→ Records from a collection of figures
★ ★ ★ ★ ★ ★ ★

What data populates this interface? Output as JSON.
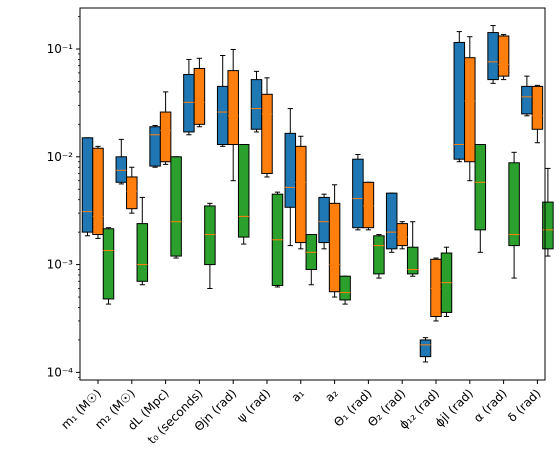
{
  "chart_data": {
    "type": "box",
    "yscale": "log",
    "ylim": [
      8.5e-05,
      0.24
    ],
    "y_ticks": [
      {
        "value": 0.0001,
        "label": "10⁻⁴"
      },
      {
        "value": 0.001,
        "label": "10⁻³"
      },
      {
        "value": 0.01,
        "label": "10⁻²"
      },
      {
        "value": 0.1,
        "label": "10⁻¹"
      }
    ],
    "categories": [
      "m₁ (M☉)",
      "m₂ (M☉)",
      "dL (Mpc)",
      "t₀ (seconds)",
      "Θjn (rad)",
      "ψ (rad)",
      "a₁",
      "a₂",
      "Θ₁ (rad)",
      "Θ₂ (rad)",
      "ϕ₁₂ (rad)",
      "ϕjl (rad)",
      "α (rad)",
      "δ (rad)"
    ],
    "colors": {
      "blue": "#1f77b4",
      "orange": "#ff7f0e",
      "green": "#2ca02c",
      "median": "#ff7f0e"
    },
    "series": [
      {
        "color_key": "blue",
        "boxes": [
          {
            "whislo": 0.00185,
            "q1": 0.002,
            "med": 0.0031,
            "q3": 0.015,
            "whishi": 0.015
          },
          {
            "whislo": 0.0056,
            "q1": 0.0058,
            "med": 0.0075,
            "q3": 0.01,
            "whishi": 0.0145
          },
          {
            "whislo": 0.008,
            "q1": 0.0082,
            "med": 0.016,
            "q3": 0.019,
            "whishi": 0.0195
          },
          {
            "whislo": 0.016,
            "q1": 0.017,
            "med": 0.032,
            "q3": 0.058,
            "whishi": 0.08
          },
          {
            "whislo": 0.0125,
            "q1": 0.013,
            "med": 0.026,
            "q3": 0.045,
            "whishi": 0.087
          },
          {
            "whislo": 0.017,
            "q1": 0.018,
            "med": 0.028,
            "q3": 0.052,
            "whishi": 0.062
          },
          {
            "whislo": 0.0015,
            "q1": 0.0034,
            "med": 0.0052,
            "q3": 0.0165,
            "whishi": 0.028
          },
          {
            "whislo": 0.0014,
            "q1": 0.0016,
            "med": 0.0025,
            "q3": 0.0042,
            "whishi": 0.0045
          },
          {
            "whislo": 0.0021,
            "q1": 0.0022,
            "med": 0.0041,
            "q3": 0.0095,
            "whishi": 0.0105
          },
          {
            "whislo": 0.0013,
            "q1": 0.0014,
            "med": 0.002,
            "q3": 0.0046,
            "whishi": 0.0046
          },
          {
            "whislo": 0.000125,
            "q1": 0.00014,
            "med": 0.00018,
            "q3": 0.0002,
            "whishi": 0.00021
          },
          {
            "whislo": 0.009,
            "q1": 0.0095,
            "med": 0.013,
            "q3": 0.115,
            "whishi": 0.145
          },
          {
            "whislo": 0.048,
            "q1": 0.052,
            "med": 0.076,
            "q3": 0.142,
            "whishi": 0.165
          },
          {
            "whislo": 0.024,
            "q1": 0.025,
            "med": 0.036,
            "q3": 0.045,
            "whishi": 0.056
          }
        ]
      },
      {
        "color_key": "orange",
        "boxes": [
          {
            "whislo": 0.00175,
            "q1": 0.0019,
            "med": 0.0028,
            "q3": 0.012,
            "whishi": 0.0125
          },
          {
            "whislo": 0.003,
            "q1": 0.0033,
            "med": 0.0048,
            "q3": 0.0065,
            "whishi": 0.008
          },
          {
            "whislo": 0.0085,
            "q1": 0.009,
            "med": 0.0175,
            "q3": 0.026,
            "whishi": 0.04
          },
          {
            "whislo": 0.019,
            "q1": 0.02,
            "med": 0.032,
            "q3": 0.066,
            "whishi": 0.082
          },
          {
            "whislo": 0.006,
            "q1": 0.013,
            "med": 0.024,
            "q3": 0.063,
            "whishi": 0.099
          },
          {
            "whislo": 0.0065,
            "q1": 0.007,
            "med": 0.025,
            "q3": 0.038,
            "whishi": 0.054
          },
          {
            "whislo": 0.0014,
            "q1": 0.0016,
            "med": 0.0058,
            "q3": 0.0125,
            "whishi": 0.0155
          },
          {
            "whislo": 0.0005,
            "q1": 0.00056,
            "med": 0.001,
            "q3": 0.0037,
            "whishi": 0.0055
          },
          {
            "whislo": 0.0021,
            "q1": 0.0022,
            "med": 0.0035,
            "q3": 0.0058,
            "whishi": 0.0058
          },
          {
            "whislo": 0.0014,
            "q1": 0.0015,
            "med": 0.0018,
            "q3": 0.0024,
            "whishi": 0.0025
          },
          {
            "whislo": 0.0003,
            "q1": 0.00033,
            "med": 0.0006,
            "q3": 0.00112,
            "whishi": 0.00115
          },
          {
            "whislo": 0.006,
            "q1": 0.009,
            "med": 0.033,
            "q3": 0.083,
            "whishi": 0.13
          },
          {
            "whislo": 0.052,
            "q1": 0.056,
            "med": 0.072,
            "q3": 0.132,
            "whishi": 0.136
          },
          {
            "whislo": 0.0135,
            "q1": 0.018,
            "med": 0.024,
            "q3": 0.045,
            "whishi": 0.046
          }
        ]
      },
      {
        "color_key": "green",
        "boxes": [
          {
            "whislo": 0.00043,
            "q1": 0.00048,
            "med": 0.00135,
            "q3": 0.00215,
            "whishi": 0.0022
          },
          {
            "whislo": 0.00065,
            "q1": 0.0007,
            "med": 0.001,
            "q3": 0.0024,
            "whishi": 0.0042
          },
          {
            "whislo": 0.00115,
            "q1": 0.0012,
            "med": 0.0025,
            "q3": 0.01,
            "whishi": 0.01
          },
          {
            "whislo": 0.0006,
            "q1": 0.001,
            "med": 0.0019,
            "q3": 0.0035,
            "whishi": 0.0037
          },
          {
            "whislo": 0.00155,
            "q1": 0.0018,
            "med": 0.0028,
            "q3": 0.013,
            "whishi": 0.013
          },
          {
            "whislo": 0.00062,
            "q1": 0.00064,
            "med": 0.0017,
            "q3": 0.0045,
            "whishi": 0.0047
          },
          {
            "whislo": 0.00065,
            "q1": 0.0009,
            "med": 0.0013,
            "q3": 0.0019,
            "whishi": 0.0019
          },
          {
            "whislo": 0.00043,
            "q1": 0.00047,
            "med": 0.00055,
            "q3": 0.00078,
            "whishi": 0.00078
          },
          {
            "whislo": 0.00075,
            "q1": 0.00082,
            "med": 0.0015,
            "q3": 0.00185,
            "whishi": 0.0019
          },
          {
            "whislo": 0.00078,
            "q1": 0.00082,
            "med": 0.0009,
            "q3": 0.00145,
            "whishi": 0.0025
          },
          {
            "whislo": 0.00033,
            "q1": 0.00036,
            "med": 0.00068,
            "q3": 0.00128,
            "whishi": 0.00145
          },
          {
            "whislo": 0.0013,
            "q1": 0.0021,
            "med": 0.0058,
            "q3": 0.013,
            "whishi": 0.013
          },
          {
            "whislo": 0.00075,
            "q1": 0.0015,
            "med": 0.0019,
            "q3": 0.0088,
            "whishi": 0.011
          },
          {
            "whislo": 0.0012,
            "q1": 0.0014,
            "med": 0.0021,
            "q3": 0.0038,
            "whishi": 0.0078
          }
        ]
      }
    ]
  }
}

★ ★ ★ ★ ★ ★ ★

The word "label" may occur in lines of the records. Report how many such lines there are, giving only the number.

→ RESPONSE
4